- [What this task involves] Examine the records and identify each line that includes the string "name". Copy those lines.

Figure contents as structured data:
━━━━━━━━━━━━━━━━━━━━

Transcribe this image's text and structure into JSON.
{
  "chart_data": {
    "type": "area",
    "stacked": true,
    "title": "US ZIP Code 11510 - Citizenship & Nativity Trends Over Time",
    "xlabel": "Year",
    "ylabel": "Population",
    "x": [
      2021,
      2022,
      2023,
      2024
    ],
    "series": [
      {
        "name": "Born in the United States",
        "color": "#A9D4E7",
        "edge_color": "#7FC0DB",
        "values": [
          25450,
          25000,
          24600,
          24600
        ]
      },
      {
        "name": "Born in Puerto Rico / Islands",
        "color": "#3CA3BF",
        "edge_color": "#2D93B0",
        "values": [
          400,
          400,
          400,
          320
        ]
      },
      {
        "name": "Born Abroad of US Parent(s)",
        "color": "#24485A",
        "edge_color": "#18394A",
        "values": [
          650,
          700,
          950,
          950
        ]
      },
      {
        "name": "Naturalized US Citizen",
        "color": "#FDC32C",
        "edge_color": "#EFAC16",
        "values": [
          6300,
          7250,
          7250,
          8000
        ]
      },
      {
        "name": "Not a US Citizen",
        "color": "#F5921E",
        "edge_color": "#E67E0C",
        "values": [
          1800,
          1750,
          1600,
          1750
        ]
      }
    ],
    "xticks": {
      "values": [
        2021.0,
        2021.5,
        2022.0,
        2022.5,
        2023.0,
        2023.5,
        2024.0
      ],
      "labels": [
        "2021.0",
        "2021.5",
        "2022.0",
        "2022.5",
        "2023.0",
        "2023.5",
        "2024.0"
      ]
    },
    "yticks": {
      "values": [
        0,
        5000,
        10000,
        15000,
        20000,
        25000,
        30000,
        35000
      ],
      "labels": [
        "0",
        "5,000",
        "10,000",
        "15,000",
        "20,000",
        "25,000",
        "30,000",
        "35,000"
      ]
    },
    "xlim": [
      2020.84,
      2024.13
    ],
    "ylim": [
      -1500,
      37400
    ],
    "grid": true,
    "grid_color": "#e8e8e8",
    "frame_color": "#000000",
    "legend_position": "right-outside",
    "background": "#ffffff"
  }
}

━━━━━━━━━━━━━━━━━━━━

- [Problem solution]
        "name": "Born in the United States",
        "name": "Born in Puerto Rico / Islands",
        "name": "Born Abroad of US Parent(s)",
        "name": "Naturalized US Citizen",
        "name": "Not a US Citizen",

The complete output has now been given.